WHAT IS REQUIRED
Every entry below is to be retyped exactly as it appears.

Stored items
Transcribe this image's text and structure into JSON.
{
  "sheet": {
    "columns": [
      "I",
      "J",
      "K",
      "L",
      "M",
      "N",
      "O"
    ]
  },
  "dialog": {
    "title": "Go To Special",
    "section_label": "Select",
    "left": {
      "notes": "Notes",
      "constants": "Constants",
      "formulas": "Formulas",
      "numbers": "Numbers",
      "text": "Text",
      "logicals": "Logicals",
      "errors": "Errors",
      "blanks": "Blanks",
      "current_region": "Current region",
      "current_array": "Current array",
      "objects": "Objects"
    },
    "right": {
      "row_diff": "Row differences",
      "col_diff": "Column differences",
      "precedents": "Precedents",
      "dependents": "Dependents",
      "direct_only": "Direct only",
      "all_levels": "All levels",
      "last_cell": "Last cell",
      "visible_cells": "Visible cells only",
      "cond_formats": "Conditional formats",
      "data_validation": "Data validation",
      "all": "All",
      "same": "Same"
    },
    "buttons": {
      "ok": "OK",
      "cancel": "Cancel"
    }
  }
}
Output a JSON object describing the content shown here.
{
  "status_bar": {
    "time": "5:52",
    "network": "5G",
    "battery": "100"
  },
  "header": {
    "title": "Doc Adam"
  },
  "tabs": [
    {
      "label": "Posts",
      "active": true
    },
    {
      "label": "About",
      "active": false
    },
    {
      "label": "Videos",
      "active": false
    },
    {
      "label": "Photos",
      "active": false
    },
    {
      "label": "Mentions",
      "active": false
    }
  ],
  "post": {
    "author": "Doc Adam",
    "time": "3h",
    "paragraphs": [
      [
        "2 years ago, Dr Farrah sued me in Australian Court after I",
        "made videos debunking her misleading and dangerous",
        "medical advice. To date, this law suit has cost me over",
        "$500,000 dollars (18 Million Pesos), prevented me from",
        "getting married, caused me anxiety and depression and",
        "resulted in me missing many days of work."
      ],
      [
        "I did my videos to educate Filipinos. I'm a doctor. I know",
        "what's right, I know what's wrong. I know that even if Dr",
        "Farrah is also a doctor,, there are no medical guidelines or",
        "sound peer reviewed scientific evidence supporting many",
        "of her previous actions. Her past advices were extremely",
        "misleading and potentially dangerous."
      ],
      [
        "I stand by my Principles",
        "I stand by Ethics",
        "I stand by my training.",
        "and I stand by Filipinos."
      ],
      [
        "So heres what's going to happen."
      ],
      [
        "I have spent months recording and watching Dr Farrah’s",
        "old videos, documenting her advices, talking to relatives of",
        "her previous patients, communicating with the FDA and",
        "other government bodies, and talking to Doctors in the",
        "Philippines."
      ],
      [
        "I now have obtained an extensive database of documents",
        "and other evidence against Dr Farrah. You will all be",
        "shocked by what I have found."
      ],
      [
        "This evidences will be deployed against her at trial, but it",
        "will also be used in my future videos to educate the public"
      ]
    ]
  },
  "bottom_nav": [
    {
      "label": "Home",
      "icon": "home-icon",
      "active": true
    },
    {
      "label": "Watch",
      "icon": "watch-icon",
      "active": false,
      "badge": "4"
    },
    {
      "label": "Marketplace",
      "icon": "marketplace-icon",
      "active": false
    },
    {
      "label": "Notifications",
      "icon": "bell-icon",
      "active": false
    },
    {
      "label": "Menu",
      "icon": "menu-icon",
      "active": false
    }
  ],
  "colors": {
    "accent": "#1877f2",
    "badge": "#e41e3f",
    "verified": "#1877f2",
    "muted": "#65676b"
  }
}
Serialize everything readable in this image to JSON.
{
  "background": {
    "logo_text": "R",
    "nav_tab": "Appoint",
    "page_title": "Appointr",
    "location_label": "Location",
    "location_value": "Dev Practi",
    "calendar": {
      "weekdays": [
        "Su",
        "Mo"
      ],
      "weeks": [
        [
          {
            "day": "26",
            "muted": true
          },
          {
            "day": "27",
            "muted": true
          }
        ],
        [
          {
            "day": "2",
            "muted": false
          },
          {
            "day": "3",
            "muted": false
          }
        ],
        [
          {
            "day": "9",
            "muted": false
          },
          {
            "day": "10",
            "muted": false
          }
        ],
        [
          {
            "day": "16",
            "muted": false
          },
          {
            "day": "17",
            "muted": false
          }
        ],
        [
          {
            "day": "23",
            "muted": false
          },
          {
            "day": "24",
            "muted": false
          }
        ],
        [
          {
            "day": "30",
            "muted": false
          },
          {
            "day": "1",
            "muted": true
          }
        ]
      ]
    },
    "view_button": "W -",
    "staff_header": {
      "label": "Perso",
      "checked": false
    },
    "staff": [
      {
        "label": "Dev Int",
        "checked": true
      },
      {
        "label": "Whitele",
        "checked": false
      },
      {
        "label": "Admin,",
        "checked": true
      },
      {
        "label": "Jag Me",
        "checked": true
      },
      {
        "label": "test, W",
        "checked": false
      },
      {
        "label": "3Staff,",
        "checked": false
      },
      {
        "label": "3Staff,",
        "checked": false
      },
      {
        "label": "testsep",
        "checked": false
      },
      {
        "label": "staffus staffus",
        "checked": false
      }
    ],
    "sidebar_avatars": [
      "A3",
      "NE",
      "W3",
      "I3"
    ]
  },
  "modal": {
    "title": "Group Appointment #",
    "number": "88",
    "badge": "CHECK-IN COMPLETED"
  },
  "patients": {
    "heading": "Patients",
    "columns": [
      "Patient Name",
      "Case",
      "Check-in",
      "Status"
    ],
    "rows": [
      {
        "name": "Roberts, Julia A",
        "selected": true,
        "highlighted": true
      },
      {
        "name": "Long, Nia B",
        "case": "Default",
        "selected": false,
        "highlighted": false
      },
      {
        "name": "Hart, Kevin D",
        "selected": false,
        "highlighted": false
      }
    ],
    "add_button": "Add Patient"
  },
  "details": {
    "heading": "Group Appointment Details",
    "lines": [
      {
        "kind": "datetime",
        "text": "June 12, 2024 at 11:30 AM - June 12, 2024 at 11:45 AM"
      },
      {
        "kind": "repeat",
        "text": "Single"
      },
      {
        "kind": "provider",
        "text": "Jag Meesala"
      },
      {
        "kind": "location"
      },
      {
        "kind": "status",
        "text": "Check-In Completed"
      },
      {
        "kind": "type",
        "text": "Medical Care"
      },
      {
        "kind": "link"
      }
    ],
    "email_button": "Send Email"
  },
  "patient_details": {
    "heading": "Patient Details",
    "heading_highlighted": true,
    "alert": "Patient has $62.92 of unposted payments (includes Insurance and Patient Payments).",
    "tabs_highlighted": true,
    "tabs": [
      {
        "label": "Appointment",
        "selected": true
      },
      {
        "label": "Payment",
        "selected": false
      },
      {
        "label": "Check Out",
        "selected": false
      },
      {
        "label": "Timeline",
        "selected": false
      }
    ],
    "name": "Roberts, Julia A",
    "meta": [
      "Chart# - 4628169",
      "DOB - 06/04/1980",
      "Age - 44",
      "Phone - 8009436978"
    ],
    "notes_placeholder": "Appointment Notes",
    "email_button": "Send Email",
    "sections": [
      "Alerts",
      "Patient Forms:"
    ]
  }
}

OUTPUT FOR THIS TASK
Transcribe this image's text and structure into JSON.
{
  "sheet": {
    "columns": [
      "I",
      "J",
      "K",
      "L",
      "M",
      "N",
      "O"
    ]
  },
  "dialog": {
    "title": "Go To Special",
    "section_label": "Select",
    "left": {
      "notes": "Notes",
      "constants": "Constants",
      "formulas": "Formulas",
      "numbers": "Numbers",
      "text": "Text",
      "logicals": "Logicals",
      "errors": "Errors",
      "blanks": "Blanks",
      "current_region": "Current region",
      "current_array": "Current array",
      "objects": "Objects"
    },
    "right": {
      "row_diff": "Row differences",
      "col_diff": "Column differences",
      "precedents": "Precedents",
      "dependents": "Dependents",
      "direct_only": "Direct only",
      "all_levels": "All levels",
      "last_cell": "Last cell",
      "visible_cells": "Visible cells only",
      "cond_formats": "Conditional formats",
      "data_validation": "Data validation",
      "all": "All",
      "same": "Same"
    },
    "buttons": {
      "ok": "OK",
      "cancel": "Cancel"
    }
  }
}
Output a JSON object describing the content shown here.
{
  "status_bar": {
    "time": "5:52",
    "network": "5G",
    "battery": "100"
  },
  "header": {
    "title": "Doc Adam"
  },
  "tabs": [
    {
      "label": "Posts",
      "active": true
    },
    {
      "label": "About",
      "active": false
    },
    {
      "label": "Videos",
      "active": false
    },
    {
      "label": "Photos",
      "active": false
    },
    {
      "label": "Mentions",
      "active": false
    }
  ],
  "post": {
    "author": "Doc Adam",
    "time": "3h",
    "paragraphs": [
      [
        "2 years ago, Dr Farrah sued me in Australian Court after I",
        "made videos debunking her misleading and dangerous",
        "medical advice. To date, this law suit has cost me over",
        "$500,000 dollars (18 Million Pesos), prevented me from",
        "getting married, caused me anxiety and depression and",
        "resulted in me missing many days of work."
      ],
      [
        "I did my videos to educate Filipinos. I'm a doctor. I know",
        "what's right, I know what's wrong. I know that even if Dr",
        "Farrah is also a doctor,, there are no medical guidelines or",
        "sound peer reviewed scientific evidence supporting many",
        "of her previous actions. Her past advices were extremely",
        "misleading and potentially dangerous."
      ],
      [
        "I stand by my Principles",
        "I stand by Ethics",
        "I stand by my training.",
        "and I stand by Filipinos."
      ],
      [
        "So heres what's going to happen."
      ],
      [
        "I have spent months recording and watching Dr Farrah’s",
        "old videos, documenting her advices, talking to relatives of",
        "her previous patients, communicating with the FDA and",
        "other government bodies, and talking to Doctors in the",
        "Philippines."
      ],
      [
        "I now have obtained an extensive database of documents",
        "and other evidence against Dr Farrah. You will all be",
        "shocked by what I have found."
      ],
      [
        "This evidences will be deployed against her at trial, but it",
        "will also be used in my future videos to educate the public"
      ]
    ]
  },
  "bottom_nav": [
    {
      "label": "Home",
      "icon": "home-icon",
      "active": true
    },
    {
      "label": "Watch",
      "icon": "watch-icon",
      "active": false,
      "badge": "4"
    },
    {
      "label": "Marketplace",
      "icon": "marketplace-icon",
      "active": false
    },
    {
      "label": "Notifications",
      "icon": "bell-icon",
      "active": false
    },
    {
      "label": "Menu",
      "icon": "menu-icon",
      "active": false
    }
  ],
  "colors": {
    "accent": "#1877f2",
    "badge": "#e41e3f",
    "verified": "#1877f2",
    "muted": "#65676b"
  }
}
Serialize everything readable in this image to JSON.
{
  "background": {
    "logo_text": "R",
    "nav_tab": "Appoint",
    "page_title": "Appointr",
    "location_label": "Location",
    "location_value": "Dev Practi",
    "calendar": {
      "weekdays": [
        "Su",
        "Mo"
      ],
      "weeks": [
        [
          {
            "day": "26",
            "muted": true
          },
          {
            "day": "27",
            "muted": true
          }
        ],
        [
          {
            "day": "2",
            "muted": false
          },
          {
            "day": "3",
            "muted": false
          }
        ],
        [
          {
            "day": "9",
            "muted": false
          },
          {
            "day": "10",
            "muted": false
          }
        ],
        [
          {
            "day": "16",
            "muted": false
          },
          {
            "day": "17",
            "muted": false
          }
        ],
        [
          {
            "day": "23",
            "muted": false
          },
          {
            "day": "24",
            "muted": false
          }
        ],
        [
          {
            "day": "30",
            "muted": false
          },
          {
            "day": "1",
            "muted": true
          }
        ]
      ]
    },
    "view_button": "W -",
    "staff_header": {
      "label": "Perso",
      "checked": false
    },
    "staff": [
      {
        "label": "Dev Int",
        "checked": true
      },
      {
        "label": "Whitele",
        "checked": false
      },
      {
        "label": "Admin,",
        "checked": true
      },
      {
        "label": "Jag Me",
        "checked": true
      },
      {
        "label": "test, W",
        "checked": false
      },
      {
        "label": "3Staff,",
        "checked": false
      },
      {
        "label": "3Staff,",
        "checked": false
      },
      {
        "label": "testsep",
        "checked": false
      },
      {
        "label": "staffus staffus",
        "checked": false
      }
    ],
    "sidebar_avatars": [
      "A3",
      "NE",
      "W3",
      "I3"
    ]
  },
  "modal": {
    "title": "Group Appointment #",
    "number": "88",
    "badge": "CHECK-IN COMPLETED"
  },
  "patients": {
    "heading": "Patients",
    "columns": [
      "Patient Name",
      "Case",
      "Check-in",
      "Status"
    ],
    "rows": [
      {
        "name": "Roberts, Julia A",
        "selected": true,
        "highlighted": true
      },
      {
        "name": "Long, Nia B",
        "case": "Default",
        "selected": false,
        "highlighted": false
      },
      {
        "name": "Hart, Kevin D",
        "selected": false,
        "highlighted": false
      }
    ],
    "add_button": "Add Patient"
  },
  "details": {
    "heading": "Group Appointment Details",
    "lines": [
      {
        "kind": "datetime",
        "text": "June 12, 2024 at 11:30 AM - June 12, 2024 at 11:45 AM"
      },
      {
        "kind": "repeat",
        "text": "Single"
      },
      {
        "kind": "provider",
        "text": "Jag Meesala"
      },
      {
        "kind": "location"
      },
      {
        "kind": "status",
        "text": "Check-In Completed"
      },
      {
        "kind": "type",
        "text": "Medical Care"
      },
      {
        "kind": "link"
      }
    ],
    "email_button": "Send Email"
  },
  "patient_details": {
    "heading": "Patient Details",
    "heading_highlighted": true,
    "alert": "Patient has $62.92 of unposted payments (includes Insurance and Patient Payments).",
    "tabs_highlighted": true,
    "tabs": [
      {
        "label": "Appointment",
        "selected": true
      },
      {
        "label": "Payment",
        "selected": false
      },
      {
        "label": "Check Out",
        "selected": false
      },
      {
        "label": "Timeline",
        "selected": false
      }
    ],
    "name": "Roberts, Julia A",
    "meta": [
      "Chart# - 4628169",
      "DOB - 06/04/1980",
      "Age - 44",
      "Phone - 8009436978"
    ],
    "notes_placeholder": "Appointment Notes",
    "email_button": "Send Email",
    "sections": [
      "Alerts",
      "Patient Forms:"
    ]
  }
}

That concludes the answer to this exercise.